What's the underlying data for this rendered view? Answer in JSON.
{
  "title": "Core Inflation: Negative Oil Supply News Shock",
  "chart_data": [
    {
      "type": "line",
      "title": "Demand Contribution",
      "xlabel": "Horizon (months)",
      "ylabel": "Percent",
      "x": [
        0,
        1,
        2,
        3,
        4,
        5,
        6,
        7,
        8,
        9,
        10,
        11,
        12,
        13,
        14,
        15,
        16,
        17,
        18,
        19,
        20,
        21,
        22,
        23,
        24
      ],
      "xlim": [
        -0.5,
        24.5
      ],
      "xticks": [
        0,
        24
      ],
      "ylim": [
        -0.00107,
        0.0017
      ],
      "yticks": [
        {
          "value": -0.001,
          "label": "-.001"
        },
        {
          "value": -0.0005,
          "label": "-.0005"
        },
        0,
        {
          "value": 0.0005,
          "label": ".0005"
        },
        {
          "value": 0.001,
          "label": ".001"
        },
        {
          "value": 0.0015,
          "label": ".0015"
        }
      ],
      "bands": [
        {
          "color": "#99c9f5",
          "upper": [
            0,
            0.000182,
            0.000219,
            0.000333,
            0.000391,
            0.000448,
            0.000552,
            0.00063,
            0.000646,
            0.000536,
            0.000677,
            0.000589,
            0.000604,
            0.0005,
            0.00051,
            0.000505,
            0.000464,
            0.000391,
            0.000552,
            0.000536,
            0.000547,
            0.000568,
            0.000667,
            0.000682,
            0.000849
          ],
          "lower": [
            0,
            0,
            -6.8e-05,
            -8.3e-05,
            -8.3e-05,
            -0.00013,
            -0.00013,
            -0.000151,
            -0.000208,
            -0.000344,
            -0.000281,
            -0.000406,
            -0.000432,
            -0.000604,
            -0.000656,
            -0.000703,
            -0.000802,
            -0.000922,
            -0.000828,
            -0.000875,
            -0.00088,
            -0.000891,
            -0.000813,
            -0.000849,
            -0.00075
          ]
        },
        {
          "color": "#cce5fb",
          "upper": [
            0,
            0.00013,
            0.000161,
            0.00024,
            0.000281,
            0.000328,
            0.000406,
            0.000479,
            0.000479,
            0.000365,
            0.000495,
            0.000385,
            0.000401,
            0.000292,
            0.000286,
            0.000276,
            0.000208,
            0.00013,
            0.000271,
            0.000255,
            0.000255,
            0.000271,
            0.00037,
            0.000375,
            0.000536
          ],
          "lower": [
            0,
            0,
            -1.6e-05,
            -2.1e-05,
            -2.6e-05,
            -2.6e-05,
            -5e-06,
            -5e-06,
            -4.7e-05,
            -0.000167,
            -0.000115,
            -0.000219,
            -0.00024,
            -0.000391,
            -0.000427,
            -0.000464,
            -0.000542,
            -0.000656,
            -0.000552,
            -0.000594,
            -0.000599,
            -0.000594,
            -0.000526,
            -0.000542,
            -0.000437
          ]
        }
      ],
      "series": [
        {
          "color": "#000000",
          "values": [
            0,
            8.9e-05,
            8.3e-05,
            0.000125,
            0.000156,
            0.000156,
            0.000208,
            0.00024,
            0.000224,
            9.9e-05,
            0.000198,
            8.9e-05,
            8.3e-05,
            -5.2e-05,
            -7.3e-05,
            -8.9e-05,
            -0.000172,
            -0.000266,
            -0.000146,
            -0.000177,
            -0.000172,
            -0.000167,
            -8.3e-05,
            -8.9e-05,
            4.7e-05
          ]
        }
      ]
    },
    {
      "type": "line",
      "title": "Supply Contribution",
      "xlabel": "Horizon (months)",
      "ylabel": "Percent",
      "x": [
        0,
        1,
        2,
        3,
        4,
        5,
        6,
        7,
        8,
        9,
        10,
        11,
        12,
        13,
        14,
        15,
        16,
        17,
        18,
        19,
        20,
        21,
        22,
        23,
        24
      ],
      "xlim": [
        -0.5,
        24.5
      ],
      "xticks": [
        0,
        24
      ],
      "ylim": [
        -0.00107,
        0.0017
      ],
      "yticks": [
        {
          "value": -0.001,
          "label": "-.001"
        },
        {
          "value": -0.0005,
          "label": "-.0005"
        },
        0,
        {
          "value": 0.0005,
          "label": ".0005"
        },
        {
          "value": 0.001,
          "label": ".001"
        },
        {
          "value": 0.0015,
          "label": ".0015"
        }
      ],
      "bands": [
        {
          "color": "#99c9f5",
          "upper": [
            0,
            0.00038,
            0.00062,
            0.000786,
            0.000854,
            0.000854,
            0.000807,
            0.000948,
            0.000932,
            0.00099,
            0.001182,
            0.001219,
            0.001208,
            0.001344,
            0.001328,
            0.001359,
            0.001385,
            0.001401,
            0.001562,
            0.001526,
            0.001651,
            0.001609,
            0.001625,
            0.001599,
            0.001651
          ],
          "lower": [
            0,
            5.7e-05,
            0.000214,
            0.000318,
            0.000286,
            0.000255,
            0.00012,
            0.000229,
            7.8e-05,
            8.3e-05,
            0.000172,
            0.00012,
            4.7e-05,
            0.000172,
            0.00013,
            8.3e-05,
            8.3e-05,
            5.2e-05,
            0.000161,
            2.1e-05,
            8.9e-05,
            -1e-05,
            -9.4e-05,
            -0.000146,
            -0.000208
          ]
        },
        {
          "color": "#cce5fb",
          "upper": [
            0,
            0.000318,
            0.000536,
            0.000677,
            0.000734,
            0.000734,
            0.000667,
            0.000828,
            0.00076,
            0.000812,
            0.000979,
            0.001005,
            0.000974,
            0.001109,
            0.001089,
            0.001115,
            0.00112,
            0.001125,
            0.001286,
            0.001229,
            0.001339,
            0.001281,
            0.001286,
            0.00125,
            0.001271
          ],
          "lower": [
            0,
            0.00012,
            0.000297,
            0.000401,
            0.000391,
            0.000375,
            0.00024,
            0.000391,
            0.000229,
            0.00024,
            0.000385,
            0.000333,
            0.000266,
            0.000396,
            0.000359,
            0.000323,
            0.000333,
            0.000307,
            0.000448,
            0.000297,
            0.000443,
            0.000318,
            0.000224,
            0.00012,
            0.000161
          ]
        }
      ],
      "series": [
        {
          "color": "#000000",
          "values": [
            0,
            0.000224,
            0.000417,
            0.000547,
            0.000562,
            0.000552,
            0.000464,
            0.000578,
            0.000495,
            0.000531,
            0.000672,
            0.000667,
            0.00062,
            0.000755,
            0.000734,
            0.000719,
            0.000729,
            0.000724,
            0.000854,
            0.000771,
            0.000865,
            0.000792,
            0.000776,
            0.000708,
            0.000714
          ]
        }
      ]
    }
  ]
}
========================================
§ DIRECTIVE:
Write out every entry word for word.

§ THE RESPONSE:
What's the underlying data for this rendered view? Answer in JSON.
{
  "title": "Core Inflation: Negative Oil Supply News Shock",
  "chart_data": [
    {
      "type": "line",
      "title": "Demand Contribution",
      "xlabel": "Horizon (months)",
      "ylabel": "Percent",
      "x": [
        0,
        1,
        2,
        3,
        4,
        5,
        6,
        7,
        8,
        9,
        10,
        11,
        12,
        13,
        14,
        15,
        16,
        17,
        18,
        19,
        20,
        21,
        22,
        23,
        24
      ],
      "xlim": [
        -0.5,
        24.5
      ],
      "xticks": [
        0,
        24
      ],
      "ylim": [
        -0.00107,
        0.0017
      ],
      "yticks": [
        {
          "value": -0.001,
          "label": "-.001"
        },
        {
          "value": -0.0005,
          "label": "-.0005"
        },
        0,
        {
          "value": 0.0005,
          "label": ".0005"
        },
        {
          "value": 0.001,
          "label": ".001"
        },
        {
          "value": 0.0015,
          "label": ".0015"
        }
      ],
      "bands": [
        {
          "color": "#99c9f5",
          "upper": [
            0,
            0.000182,
            0.000219,
            0.000333,
            0.000391,
            0.000448,
            0.000552,
            0.00063,
            0.000646,
            0.000536,
            0.000677,
            0.000589,
            0.000604,
            0.0005,
            0.00051,
            0.000505,
            0.000464,
            0.000391,
            0.000552,
            0.000536,
            0.000547,
            0.000568,
            0.000667,
            0.000682,
            0.000849
          ],
          "lower": [
            0,
            0,
            -6.8e-05,
            -8.3e-05,
            -8.3e-05,
            -0.00013,
            -0.00013,
            -0.000151,
            -0.000208,
            -0.000344,
            -0.000281,
            -0.000406,
            -0.000432,
            -0.000604,
            -0.000656,
            -0.000703,
            -0.000802,
            -0.000922,
            -0.000828,
            -0.000875,
            -0.00088,
            -0.000891,
            -0.000813,
            -0.000849,
            -0.00075
          ]
        },
        {
          "color": "#cce5fb",
          "upper": [
            0,
            0.00013,
            0.000161,
            0.00024,
            0.000281,
            0.000328,
            0.000406,
            0.000479,
            0.000479,
            0.000365,
            0.000495,
            0.000385,
            0.000401,
            0.000292,
            0.000286,
            0.000276,
            0.000208,
            0.00013,
            0.000271,
            0.000255,
            0.000255,
            0.000271,
            0.00037,
            0.000375,
            0.000536
          ],
          "lower": [
            0,
            0,
            -1.6e-05,
            -2.1e-05,
            -2.6e-05,
            -2.6e-05,
            -5e-06,
            -5e-06,
            -4.7e-05,
            -0.000167,
            -0.000115,
            -0.000219,
            -0.00024,
            -0.000391,
            -0.000427,
            -0.000464,
            -0.000542,
            -0.000656,
            -0.000552,
            -0.000594,
            -0.000599,
            -0.000594,
            -0.000526,
            -0.000542,
            -0.000437
          ]
        }
      ],
      "series": [
        {
          "color": "#000000",
          "values": [
            0,
            8.9e-05,
            8.3e-05,
            0.000125,
            0.000156,
            0.000156,
            0.000208,
            0.00024,
            0.000224,
            9.9e-05,
            0.000198,
            8.9e-05,
            8.3e-05,
            -5.2e-05,
            -7.3e-05,
            -8.9e-05,
            -0.000172,
            -0.000266,
            -0.000146,
            -0.000177,
            -0.000172,
            -0.000167,
            -8.3e-05,
            -8.9e-05,
            4.7e-05
          ]
        }
      ]
    },
    {
      "type": "line",
      "title": "Supply Contribution",
      "xlabel": "Horizon (months)",
      "ylabel": "Percent",
      "x": [
        0,
        1,
        2,
        3,
        4,
        5,
        6,
        7,
        8,
        9,
        10,
        11,
        12,
        13,
        14,
        15,
        16,
        17,
        18,
        19,
        20,
        21,
        22,
        23,
        24
      ],
      "xlim": [
        -0.5,
        24.5
      ],
      "xticks": [
        0,
        24
      ],
      "ylim": [
        -0.00107,
        0.0017
      ],
      "yticks": [
        {
          "value": -0.001,
          "label": "-.001"
        },
        {
          "value": -0.0005,
          "label": "-.0005"
        },
        0,
        {
          "value": 0.0005,
          "label": ".0005"
        },
        {
          "value": 0.001,
          "label": ".001"
        },
        {
          "value": 0.0015,
          "label": ".0015"
        }
      ],
      "bands": [
        {
          "color": "#99c9f5",
          "upper": [
            0,
            0.00038,
            0.00062,
            0.000786,
            0.000854,
            0.000854,
            0.000807,
            0.000948,
            0.000932,
            0.00099,
            0.001182,
            0.001219,
            0.001208,
            0.001344,
            0.001328,
            0.001359,
            0.001385,
            0.001401,
            0.001562,
            0.001526,
            0.001651,
            0.001609,
            0.001625,
            0.001599,
            0.001651
          ],
          "lower": [
            0,
            5.7e-05,
            0.000214,
            0.000318,
            0.000286,
            0.000255,
            0.00012,
            0.000229,
            7.8e-05,
            8.3e-05,
            0.000172,
            0.00012,
            4.7e-05,
            0.000172,
            0.00013,
            8.3e-05,
            8.3e-05,
            5.2e-05,
            0.000161,
            2.1e-05,
            8.9e-05,
            -1e-05,
            -9.4e-05,
            -0.000146,
            -0.000208
          ]
        },
        {
          "color": "#cce5fb",
          "upper": [
            0,
            0.000318,
            0.000536,
            0.000677,
            0.000734,
            0.000734,
            0.000667,
            0.000828,
            0.00076,
            0.000812,
            0.000979,
            0.001005,
            0.000974,
            0.001109,
            0.001089,
            0.001115,
            0.00112,
            0.001125,
            0.001286,
            0.001229,
            0.001339,
            0.001281,
            0.001286,
            0.00125,
            0.001271
          ],
          "lower": [
            0,
            0.00012,
            0.000297,
            0.000401,
            0.000391,
            0.000375,
            0.00024,
            0.000391,
            0.000229,
            0.00024,
            0.000385,
            0.000333,
            0.000266,
            0.000396,
            0.000359,
            0.000323,
            0.000333,
            0.000307,
            0.000448,
            0.000297,
            0.000443,
            0.000318,
            0.000224,
            0.00012,
            0.000161
          ]
        }
      ],
      "series": [
        {
          "color": "#000000",
          "values": [
            0,
            0.000224,
            0.000417,
            0.000547,
            0.000562,
            0.000552,
            0.000464,
            0.000578,
            0.000495,
            0.000531,
            0.000672,
            0.000667,
            0.00062,
            0.000755,
            0.000734,
            0.000719,
            0.000729,
            0.000724,
            0.000854,
            0.000771,
            0.000865,
            0.000792,
            0.000776,
            0.000708,
            0.000714
          ]
        }
      ]
    }
  ]
}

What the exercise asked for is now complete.